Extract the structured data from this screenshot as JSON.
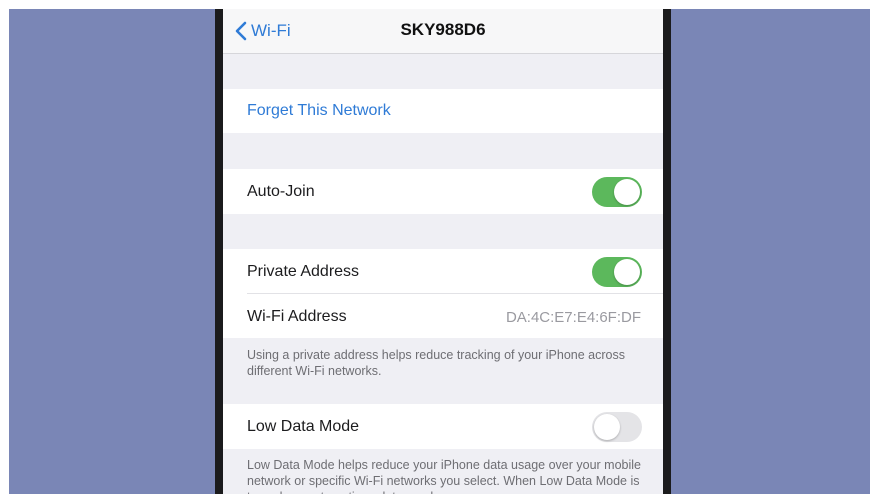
{
  "colors": {
    "background": "#7a86b6",
    "accent": "#2f7bd6",
    "toggle_on": "#5cb85c"
  },
  "navbar": {
    "back_icon": "chevron-left-icon",
    "back_label": "Wi-Fi",
    "title": "SKY988D6"
  },
  "forget": {
    "label": "Forget This Network"
  },
  "auto_join": {
    "label": "Auto-Join",
    "enabled": true
  },
  "private_address": {
    "label": "Private Address",
    "enabled": true
  },
  "wifi_address": {
    "label": "Wi-Fi Address",
    "value": "DA:4C:E7:E4:6F:DF"
  },
  "private_footnote": "Using a private address helps reduce tracking of your iPhone across different Wi-Fi networks.",
  "low_data": {
    "label": "Low Data Mode",
    "enabled": false
  },
  "low_data_footnote": "Low Data Mode helps reduce your iPhone data usage over your mobile network or specific Wi-Fi networks you select. When Low Data Mode is turned on, automatic updates and"
}
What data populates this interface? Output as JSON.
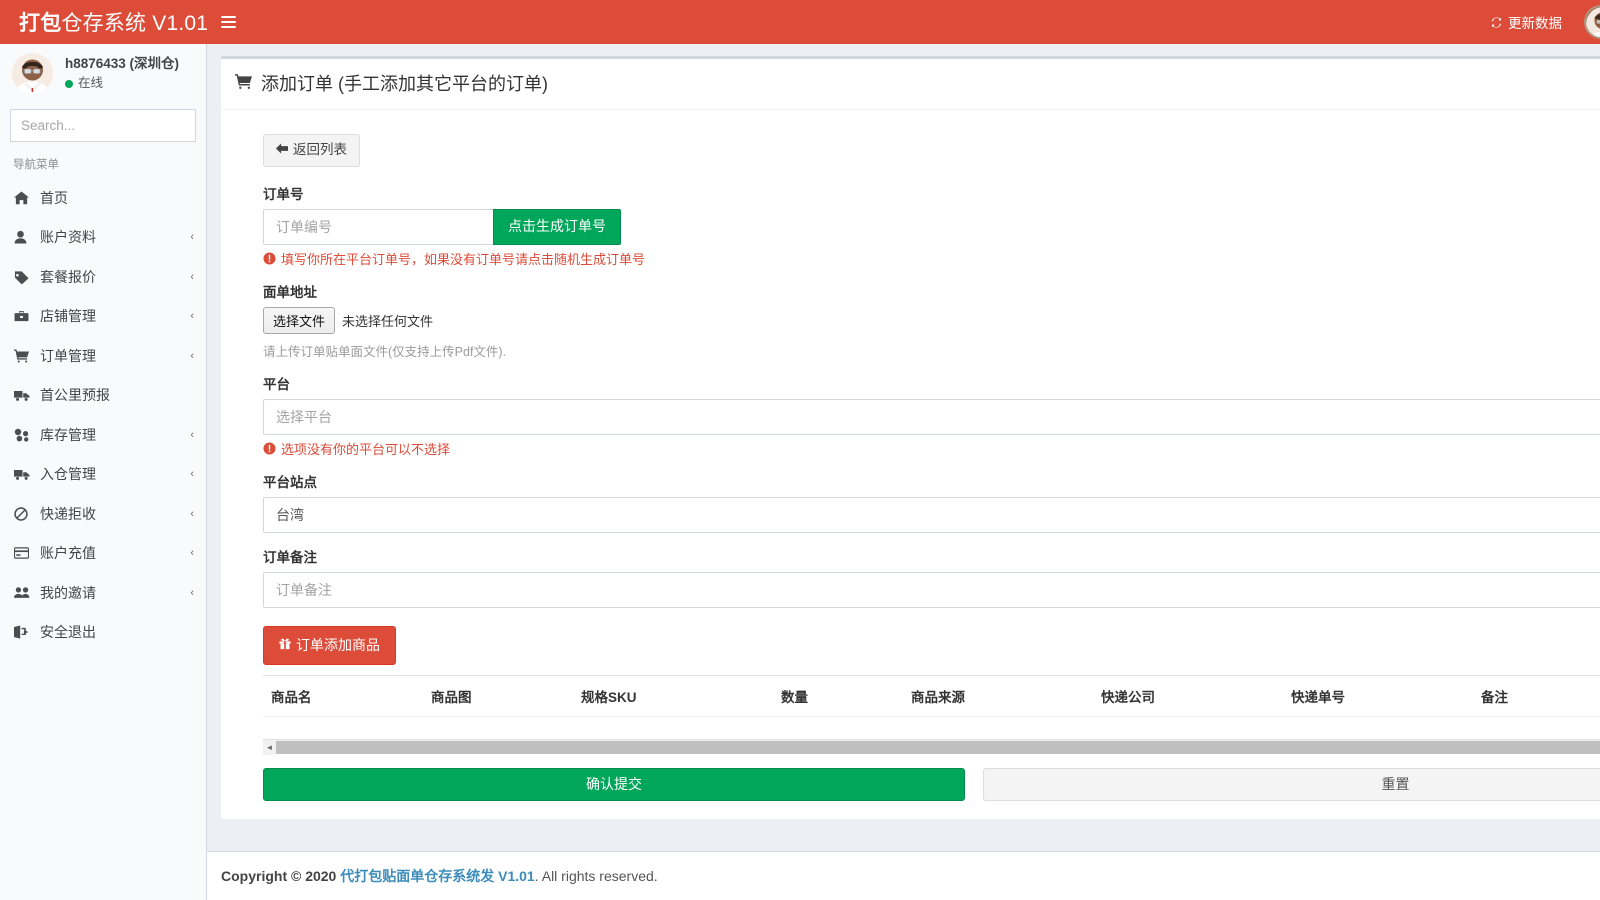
----
→ WORK INSTRUCTIONS: From the data above, show each line that contains "helps".

→ EXERCISE SOLUTION:
  "private_footnote": "Using a private address helps reduce tracking of your iPhone across different Wi-Fi networks.",
  "low_data_footnote": "Low Data Mode helps reduce your iPhone data usage over your mobile network or specific Wi-Fi networks you select. When Low Data Mode is turned on, automatic updates and"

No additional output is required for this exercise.